*Challenge*. Search the material for the word "aglomerátů" and copy each line that holds it.

····················

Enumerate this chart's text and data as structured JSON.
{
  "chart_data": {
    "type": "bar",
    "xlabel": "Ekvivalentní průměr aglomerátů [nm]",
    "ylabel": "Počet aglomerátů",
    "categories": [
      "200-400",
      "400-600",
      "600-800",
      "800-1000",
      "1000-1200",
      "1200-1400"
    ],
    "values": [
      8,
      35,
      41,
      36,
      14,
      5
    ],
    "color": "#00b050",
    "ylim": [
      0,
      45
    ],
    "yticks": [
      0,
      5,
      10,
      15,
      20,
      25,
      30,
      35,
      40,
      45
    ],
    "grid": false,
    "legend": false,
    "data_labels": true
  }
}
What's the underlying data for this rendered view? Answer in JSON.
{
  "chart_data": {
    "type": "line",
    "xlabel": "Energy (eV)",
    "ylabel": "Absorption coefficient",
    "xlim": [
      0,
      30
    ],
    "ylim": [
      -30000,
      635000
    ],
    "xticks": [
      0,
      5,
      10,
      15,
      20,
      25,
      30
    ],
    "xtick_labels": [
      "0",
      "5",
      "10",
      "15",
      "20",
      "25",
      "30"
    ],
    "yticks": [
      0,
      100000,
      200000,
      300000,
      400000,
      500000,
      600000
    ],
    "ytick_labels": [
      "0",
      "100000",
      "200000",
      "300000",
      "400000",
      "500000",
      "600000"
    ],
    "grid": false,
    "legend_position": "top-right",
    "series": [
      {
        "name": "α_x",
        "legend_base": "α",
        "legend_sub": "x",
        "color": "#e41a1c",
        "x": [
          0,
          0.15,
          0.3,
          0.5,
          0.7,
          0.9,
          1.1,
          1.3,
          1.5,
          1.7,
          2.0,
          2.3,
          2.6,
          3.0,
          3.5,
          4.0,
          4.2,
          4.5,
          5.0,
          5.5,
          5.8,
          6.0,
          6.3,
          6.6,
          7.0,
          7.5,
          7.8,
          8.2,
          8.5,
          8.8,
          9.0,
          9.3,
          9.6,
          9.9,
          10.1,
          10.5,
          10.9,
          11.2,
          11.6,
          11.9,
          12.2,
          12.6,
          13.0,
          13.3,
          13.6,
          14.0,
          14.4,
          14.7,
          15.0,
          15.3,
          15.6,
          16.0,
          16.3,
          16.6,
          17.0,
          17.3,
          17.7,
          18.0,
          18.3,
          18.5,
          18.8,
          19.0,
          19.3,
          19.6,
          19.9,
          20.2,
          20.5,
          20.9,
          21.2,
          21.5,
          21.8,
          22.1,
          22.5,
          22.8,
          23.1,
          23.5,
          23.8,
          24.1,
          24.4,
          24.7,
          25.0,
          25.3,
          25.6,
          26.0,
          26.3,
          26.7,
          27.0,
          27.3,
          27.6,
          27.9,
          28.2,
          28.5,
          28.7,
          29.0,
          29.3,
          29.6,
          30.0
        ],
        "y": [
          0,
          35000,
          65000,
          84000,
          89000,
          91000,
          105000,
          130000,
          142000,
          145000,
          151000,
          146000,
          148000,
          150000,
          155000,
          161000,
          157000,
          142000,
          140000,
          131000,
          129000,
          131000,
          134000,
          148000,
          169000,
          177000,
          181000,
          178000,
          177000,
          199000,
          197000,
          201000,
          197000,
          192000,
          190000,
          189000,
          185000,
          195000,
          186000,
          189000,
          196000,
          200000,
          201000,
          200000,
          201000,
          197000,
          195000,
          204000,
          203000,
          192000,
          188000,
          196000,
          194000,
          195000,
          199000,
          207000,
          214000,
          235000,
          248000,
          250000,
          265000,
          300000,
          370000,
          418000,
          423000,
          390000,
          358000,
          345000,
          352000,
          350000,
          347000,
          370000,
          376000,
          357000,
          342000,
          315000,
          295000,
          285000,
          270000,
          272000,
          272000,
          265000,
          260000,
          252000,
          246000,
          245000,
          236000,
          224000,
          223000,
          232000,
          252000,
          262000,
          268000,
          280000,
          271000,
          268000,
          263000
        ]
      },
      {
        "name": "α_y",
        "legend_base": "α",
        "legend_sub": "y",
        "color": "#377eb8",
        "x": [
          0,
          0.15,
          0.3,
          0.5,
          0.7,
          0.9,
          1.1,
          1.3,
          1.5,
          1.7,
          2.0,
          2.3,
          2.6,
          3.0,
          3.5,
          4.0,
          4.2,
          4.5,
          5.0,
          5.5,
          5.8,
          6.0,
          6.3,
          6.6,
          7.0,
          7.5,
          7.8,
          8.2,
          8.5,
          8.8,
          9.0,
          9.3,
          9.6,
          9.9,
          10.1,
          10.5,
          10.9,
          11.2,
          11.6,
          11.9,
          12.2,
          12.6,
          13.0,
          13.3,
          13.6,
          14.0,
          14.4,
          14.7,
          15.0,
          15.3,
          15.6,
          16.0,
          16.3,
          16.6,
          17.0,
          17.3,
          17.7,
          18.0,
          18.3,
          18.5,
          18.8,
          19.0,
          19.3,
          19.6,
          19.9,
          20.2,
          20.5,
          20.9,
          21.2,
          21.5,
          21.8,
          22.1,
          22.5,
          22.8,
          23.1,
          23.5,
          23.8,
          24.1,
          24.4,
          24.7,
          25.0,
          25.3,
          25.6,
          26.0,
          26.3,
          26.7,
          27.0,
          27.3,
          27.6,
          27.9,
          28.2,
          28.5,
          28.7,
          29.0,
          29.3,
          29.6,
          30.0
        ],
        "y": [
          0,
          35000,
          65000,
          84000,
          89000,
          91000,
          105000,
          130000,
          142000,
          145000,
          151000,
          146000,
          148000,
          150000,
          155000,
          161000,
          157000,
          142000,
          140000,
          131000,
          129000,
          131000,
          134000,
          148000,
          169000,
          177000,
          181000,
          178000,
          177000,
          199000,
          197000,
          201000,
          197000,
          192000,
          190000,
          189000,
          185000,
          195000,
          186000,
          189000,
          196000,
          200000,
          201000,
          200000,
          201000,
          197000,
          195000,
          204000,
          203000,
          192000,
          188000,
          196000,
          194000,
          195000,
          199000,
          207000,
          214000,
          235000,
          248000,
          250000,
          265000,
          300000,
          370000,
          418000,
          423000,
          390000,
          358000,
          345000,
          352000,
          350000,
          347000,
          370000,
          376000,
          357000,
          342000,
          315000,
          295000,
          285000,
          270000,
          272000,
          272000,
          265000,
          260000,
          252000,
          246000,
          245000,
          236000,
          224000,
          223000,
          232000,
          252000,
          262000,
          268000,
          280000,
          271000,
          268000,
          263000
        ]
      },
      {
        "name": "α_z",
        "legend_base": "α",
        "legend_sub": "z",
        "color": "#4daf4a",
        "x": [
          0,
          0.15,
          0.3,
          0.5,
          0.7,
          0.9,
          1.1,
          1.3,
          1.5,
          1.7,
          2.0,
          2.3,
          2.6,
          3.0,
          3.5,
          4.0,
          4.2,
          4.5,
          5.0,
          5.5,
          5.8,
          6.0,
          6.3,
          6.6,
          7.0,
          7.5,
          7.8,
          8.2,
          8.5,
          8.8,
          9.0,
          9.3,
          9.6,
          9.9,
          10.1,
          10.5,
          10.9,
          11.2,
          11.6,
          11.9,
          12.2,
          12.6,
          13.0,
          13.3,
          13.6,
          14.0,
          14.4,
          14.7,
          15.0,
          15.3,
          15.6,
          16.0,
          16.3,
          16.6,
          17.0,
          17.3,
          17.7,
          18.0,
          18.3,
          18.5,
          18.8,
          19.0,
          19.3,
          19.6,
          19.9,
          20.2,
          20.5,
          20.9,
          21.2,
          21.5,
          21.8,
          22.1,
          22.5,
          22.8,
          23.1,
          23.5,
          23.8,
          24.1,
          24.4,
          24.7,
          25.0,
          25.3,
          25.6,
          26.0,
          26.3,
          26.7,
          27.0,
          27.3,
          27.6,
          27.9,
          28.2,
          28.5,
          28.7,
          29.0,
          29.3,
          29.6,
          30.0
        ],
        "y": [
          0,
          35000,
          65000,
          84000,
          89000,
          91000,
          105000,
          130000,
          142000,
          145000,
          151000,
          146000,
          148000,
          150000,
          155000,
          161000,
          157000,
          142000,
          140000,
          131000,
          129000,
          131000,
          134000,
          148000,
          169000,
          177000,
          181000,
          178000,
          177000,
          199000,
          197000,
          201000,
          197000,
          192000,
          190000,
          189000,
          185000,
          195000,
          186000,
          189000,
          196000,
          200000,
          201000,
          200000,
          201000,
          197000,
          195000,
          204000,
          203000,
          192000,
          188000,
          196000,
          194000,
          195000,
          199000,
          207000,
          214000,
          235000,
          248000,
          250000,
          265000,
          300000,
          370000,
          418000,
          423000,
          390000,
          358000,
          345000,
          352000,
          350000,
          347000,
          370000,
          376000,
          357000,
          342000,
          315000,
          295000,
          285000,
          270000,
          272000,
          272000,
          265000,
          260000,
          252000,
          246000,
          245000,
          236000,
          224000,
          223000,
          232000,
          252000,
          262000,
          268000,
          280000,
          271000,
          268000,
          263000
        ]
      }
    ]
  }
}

····················

*Response*.
    "xlabel": "Ekvivalentní průměr aglomerátů [nm]",
    "ylabel": "Počet aglomerátů",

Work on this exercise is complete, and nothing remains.